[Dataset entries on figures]
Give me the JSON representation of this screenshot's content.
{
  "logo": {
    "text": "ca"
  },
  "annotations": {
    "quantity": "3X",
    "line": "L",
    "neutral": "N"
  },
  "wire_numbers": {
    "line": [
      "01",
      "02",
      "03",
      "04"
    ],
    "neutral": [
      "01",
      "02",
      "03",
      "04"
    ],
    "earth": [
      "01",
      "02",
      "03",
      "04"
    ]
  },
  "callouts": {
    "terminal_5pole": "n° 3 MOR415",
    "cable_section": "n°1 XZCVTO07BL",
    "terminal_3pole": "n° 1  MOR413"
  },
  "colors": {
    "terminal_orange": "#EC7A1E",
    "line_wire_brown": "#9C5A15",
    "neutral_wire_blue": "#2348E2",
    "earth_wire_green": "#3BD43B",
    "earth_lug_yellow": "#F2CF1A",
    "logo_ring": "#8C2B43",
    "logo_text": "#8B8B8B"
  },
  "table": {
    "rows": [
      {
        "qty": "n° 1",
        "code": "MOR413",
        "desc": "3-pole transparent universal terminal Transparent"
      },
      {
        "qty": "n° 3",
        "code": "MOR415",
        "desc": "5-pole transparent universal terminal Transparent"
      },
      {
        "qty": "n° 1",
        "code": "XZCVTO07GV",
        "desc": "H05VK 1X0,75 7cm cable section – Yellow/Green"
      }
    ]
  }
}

DO THIS: Gather every line from the listing above in which the word "Transparent" appears.

COMPLETE RESPONSE:
        "desc": "3-pole transparent universal terminal Transparent"
        "desc": "5-pole transparent universal terminal Transparent"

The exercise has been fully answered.